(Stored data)

___

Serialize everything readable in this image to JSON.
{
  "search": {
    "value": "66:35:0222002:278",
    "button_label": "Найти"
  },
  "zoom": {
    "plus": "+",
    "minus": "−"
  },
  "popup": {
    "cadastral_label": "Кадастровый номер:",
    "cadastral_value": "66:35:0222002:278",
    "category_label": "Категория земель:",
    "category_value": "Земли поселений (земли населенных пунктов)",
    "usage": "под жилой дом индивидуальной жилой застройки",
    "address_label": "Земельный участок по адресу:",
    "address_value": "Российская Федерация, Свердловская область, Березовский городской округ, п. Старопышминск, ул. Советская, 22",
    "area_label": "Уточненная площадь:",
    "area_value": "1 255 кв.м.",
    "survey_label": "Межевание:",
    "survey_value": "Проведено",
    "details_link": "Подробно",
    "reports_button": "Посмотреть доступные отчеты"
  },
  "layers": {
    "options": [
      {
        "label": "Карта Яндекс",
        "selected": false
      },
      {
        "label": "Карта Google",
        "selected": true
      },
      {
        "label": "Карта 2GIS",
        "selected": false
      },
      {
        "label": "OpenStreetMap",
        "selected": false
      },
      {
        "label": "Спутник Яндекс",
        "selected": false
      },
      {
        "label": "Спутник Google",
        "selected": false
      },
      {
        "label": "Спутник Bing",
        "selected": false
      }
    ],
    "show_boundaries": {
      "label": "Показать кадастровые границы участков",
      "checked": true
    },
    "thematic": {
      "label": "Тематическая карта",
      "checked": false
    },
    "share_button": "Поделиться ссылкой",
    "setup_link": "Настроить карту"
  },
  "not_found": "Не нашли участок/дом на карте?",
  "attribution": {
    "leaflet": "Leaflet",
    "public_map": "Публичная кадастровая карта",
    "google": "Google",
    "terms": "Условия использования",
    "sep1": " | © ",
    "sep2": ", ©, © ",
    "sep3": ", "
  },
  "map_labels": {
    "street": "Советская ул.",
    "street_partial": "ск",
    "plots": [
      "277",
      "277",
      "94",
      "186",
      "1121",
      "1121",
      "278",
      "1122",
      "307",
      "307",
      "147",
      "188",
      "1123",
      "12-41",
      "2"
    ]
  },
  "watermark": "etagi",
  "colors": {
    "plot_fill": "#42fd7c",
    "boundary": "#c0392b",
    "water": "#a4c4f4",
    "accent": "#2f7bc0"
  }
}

___

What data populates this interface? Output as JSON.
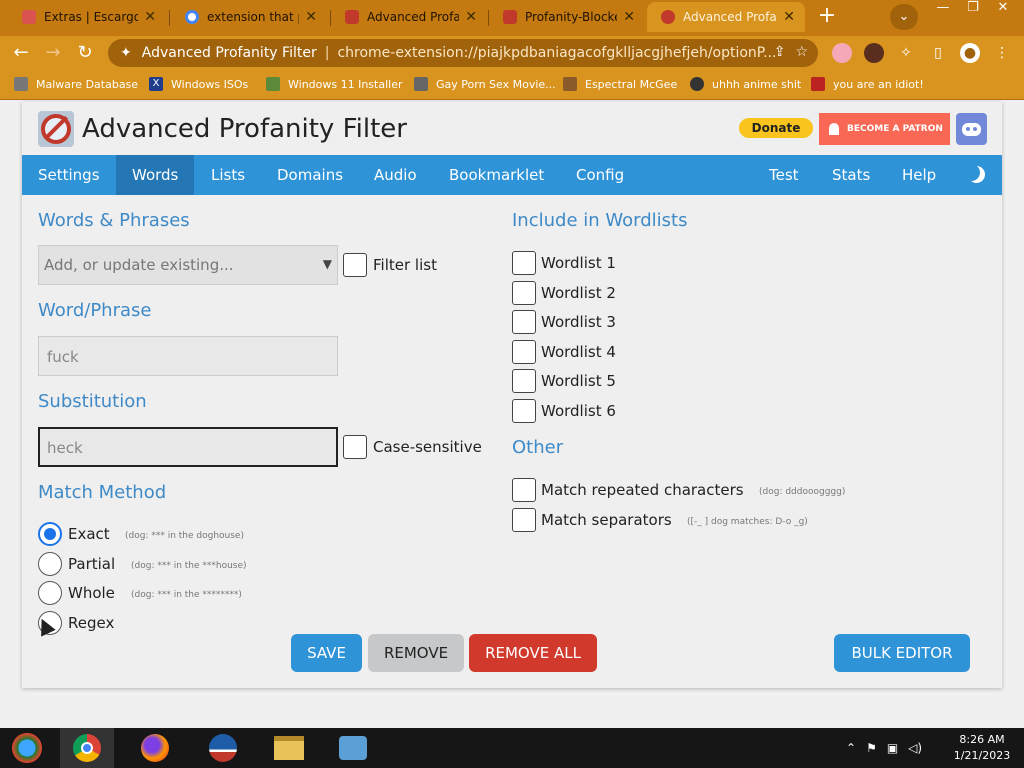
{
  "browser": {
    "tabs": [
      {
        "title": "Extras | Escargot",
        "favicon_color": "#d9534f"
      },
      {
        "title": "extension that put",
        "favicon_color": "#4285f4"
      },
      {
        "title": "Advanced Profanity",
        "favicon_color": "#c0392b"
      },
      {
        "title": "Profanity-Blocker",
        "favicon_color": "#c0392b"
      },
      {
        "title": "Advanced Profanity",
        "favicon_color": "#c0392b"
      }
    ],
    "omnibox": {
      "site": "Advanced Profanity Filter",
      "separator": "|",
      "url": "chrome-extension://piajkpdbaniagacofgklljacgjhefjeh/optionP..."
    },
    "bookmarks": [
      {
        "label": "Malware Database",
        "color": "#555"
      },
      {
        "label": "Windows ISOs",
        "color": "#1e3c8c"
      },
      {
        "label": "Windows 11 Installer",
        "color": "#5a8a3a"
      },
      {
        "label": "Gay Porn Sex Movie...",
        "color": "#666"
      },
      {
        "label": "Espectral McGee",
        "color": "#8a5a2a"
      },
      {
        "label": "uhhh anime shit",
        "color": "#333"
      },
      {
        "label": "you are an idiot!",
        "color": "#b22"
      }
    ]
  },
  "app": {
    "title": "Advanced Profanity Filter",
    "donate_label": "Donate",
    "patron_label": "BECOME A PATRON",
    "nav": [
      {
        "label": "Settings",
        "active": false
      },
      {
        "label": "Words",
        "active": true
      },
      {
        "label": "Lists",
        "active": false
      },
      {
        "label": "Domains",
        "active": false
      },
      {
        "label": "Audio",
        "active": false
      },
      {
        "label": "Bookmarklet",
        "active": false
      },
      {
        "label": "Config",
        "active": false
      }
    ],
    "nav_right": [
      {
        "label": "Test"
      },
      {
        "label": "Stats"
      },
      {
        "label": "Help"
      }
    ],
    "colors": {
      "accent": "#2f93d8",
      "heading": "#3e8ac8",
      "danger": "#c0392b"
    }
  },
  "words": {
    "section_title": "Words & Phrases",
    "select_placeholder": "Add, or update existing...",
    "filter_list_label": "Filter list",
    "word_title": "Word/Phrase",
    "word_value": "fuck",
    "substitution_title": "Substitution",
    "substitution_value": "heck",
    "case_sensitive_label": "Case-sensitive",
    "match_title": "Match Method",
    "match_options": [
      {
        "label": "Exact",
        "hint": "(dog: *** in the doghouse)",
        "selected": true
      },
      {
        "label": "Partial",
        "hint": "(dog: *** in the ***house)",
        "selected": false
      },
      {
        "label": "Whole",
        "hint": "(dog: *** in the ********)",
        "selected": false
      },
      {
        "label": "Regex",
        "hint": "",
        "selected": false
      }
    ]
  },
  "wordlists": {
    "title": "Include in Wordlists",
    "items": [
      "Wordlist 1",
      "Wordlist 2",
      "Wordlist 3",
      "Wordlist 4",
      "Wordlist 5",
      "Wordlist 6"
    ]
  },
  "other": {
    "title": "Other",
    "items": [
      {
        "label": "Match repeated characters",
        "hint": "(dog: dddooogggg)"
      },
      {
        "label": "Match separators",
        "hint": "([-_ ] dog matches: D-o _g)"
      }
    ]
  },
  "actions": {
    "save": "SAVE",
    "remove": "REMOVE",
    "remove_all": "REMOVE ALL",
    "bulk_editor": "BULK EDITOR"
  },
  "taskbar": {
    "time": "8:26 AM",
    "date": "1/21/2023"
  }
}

___

# [EXERCISE]
Extract all lines of the records above that include "Profanity".

# [OUTPUT BELOW]
        "title": "Advanced Profanity",
        "title": "Profanity-Blocker",
        "title": "Advanced Profanity",
      "site": "Advanced Profanity Filter",
    "title": "Advanced Profanity Filter",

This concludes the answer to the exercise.